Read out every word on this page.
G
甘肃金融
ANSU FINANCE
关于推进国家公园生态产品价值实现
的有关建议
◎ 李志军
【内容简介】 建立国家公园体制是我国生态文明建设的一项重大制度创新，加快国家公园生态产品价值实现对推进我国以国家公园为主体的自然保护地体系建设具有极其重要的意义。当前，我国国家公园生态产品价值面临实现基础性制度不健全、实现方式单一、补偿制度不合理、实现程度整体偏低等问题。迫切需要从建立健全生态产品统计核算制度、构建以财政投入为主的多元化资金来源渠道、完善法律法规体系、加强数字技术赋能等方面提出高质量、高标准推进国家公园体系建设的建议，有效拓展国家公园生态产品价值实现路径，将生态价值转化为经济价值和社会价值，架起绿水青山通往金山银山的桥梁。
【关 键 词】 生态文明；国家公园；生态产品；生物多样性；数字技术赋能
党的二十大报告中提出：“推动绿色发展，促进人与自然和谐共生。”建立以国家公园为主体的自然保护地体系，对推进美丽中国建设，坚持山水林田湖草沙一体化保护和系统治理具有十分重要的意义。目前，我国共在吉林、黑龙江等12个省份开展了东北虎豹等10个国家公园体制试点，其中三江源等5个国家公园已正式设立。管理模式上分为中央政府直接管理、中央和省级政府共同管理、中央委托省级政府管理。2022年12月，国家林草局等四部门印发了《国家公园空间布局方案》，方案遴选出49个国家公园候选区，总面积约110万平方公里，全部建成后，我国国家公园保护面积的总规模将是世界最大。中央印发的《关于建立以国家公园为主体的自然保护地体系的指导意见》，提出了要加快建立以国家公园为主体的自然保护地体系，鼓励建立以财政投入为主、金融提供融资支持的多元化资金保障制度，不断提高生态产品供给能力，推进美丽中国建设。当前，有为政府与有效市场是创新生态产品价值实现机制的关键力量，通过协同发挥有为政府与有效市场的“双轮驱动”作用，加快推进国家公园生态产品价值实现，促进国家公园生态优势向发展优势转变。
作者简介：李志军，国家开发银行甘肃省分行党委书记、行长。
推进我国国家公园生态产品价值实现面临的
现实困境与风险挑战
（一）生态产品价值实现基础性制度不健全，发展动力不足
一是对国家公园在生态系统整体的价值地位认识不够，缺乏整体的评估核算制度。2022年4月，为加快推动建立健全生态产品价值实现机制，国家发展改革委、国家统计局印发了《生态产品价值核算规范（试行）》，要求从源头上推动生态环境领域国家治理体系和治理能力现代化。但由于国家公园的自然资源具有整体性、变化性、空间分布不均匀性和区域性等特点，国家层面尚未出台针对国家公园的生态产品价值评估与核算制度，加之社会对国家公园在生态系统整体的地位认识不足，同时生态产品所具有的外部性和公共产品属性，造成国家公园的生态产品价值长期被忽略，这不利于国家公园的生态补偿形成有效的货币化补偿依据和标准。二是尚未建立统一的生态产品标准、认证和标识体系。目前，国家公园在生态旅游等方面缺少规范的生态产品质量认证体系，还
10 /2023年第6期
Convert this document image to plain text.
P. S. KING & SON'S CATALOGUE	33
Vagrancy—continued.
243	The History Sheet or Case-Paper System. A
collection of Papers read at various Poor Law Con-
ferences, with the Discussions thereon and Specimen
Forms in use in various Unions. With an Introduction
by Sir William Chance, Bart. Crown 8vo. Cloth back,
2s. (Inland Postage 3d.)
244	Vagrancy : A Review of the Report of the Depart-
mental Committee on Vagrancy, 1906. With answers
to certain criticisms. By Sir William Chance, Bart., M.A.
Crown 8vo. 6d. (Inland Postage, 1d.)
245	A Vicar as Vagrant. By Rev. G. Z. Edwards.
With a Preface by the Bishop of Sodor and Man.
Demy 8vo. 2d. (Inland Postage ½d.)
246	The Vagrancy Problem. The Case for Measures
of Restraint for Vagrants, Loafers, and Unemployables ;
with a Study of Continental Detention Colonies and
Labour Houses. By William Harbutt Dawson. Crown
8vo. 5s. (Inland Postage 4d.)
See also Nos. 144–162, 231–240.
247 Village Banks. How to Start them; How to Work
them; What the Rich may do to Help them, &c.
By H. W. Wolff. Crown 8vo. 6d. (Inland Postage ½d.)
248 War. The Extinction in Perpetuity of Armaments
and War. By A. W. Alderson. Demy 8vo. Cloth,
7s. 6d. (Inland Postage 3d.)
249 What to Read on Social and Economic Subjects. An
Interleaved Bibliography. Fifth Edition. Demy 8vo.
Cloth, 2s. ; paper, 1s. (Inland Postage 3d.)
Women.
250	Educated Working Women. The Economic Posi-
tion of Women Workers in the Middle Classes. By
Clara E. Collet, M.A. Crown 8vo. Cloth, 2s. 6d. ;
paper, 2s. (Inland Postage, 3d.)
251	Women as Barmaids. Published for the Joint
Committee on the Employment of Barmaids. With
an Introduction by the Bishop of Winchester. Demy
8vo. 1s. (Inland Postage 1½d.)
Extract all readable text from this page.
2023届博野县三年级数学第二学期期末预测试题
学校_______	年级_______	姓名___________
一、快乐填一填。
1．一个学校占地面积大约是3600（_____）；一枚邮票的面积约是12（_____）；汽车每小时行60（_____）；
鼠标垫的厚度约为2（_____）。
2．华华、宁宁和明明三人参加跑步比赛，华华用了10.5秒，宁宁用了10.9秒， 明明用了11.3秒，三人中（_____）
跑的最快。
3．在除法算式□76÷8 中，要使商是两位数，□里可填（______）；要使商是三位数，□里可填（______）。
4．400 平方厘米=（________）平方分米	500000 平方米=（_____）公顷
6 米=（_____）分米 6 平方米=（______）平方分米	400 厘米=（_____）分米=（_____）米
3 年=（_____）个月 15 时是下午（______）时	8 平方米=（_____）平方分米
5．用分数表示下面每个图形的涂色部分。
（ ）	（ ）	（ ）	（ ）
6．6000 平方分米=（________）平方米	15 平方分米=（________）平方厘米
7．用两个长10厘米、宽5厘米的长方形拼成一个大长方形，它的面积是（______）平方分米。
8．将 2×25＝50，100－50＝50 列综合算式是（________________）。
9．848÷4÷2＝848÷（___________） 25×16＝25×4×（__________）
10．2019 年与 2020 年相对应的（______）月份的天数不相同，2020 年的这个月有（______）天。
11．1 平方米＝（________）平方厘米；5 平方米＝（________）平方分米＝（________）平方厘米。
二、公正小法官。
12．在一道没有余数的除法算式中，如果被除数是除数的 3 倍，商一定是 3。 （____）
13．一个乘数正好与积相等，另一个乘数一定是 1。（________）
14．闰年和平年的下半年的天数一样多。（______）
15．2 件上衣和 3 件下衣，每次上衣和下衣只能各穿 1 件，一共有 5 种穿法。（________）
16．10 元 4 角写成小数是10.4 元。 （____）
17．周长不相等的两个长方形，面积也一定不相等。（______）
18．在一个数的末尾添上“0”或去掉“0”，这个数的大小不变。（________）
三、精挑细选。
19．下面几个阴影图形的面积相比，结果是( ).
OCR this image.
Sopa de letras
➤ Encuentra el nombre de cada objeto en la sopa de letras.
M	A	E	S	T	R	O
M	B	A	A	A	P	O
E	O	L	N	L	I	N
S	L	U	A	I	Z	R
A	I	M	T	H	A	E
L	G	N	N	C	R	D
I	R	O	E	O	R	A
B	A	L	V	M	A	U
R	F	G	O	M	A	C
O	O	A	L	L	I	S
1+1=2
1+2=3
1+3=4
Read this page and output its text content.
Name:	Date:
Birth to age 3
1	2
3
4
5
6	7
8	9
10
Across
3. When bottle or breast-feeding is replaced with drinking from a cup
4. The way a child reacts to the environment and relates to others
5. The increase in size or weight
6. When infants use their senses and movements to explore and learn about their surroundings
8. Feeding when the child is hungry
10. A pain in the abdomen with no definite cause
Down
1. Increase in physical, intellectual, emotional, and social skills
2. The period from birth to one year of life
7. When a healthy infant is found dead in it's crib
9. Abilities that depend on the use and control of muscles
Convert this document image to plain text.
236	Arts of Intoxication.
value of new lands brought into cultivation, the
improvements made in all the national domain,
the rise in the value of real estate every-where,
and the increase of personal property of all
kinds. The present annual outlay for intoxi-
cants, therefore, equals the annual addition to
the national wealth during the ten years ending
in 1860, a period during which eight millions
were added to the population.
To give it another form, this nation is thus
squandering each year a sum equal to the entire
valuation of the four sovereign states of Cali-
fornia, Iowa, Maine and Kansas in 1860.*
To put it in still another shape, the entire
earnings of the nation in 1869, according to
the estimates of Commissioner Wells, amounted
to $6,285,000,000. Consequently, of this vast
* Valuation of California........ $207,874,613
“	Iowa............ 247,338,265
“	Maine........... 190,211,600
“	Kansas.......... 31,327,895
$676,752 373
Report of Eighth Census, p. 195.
▬▬▬▬▬▬
WRITTEN EXERCISE: From the listing above, pick out every line containing "Inland".

REPLY:
2s. (Inland Postage 3d.)
Crown 8vo. 6d. (Inland Postage, 1d.)
Demy 8vo. 2d. (Inland Postage ½d.)
8vo. 5s. (Inland Postage 4d.)
By H. W. Wolff. Crown 8vo. 6d. (Inland Postage ½d.)
7s. 6d. (Inland Postage 3d.)
Cloth, 2s. ; paper, 1s. (Inland Postage 3d.)
paper, 2s. (Inland Postage, 3d.)
8vo. 1s. (Inland Postage 1½d.)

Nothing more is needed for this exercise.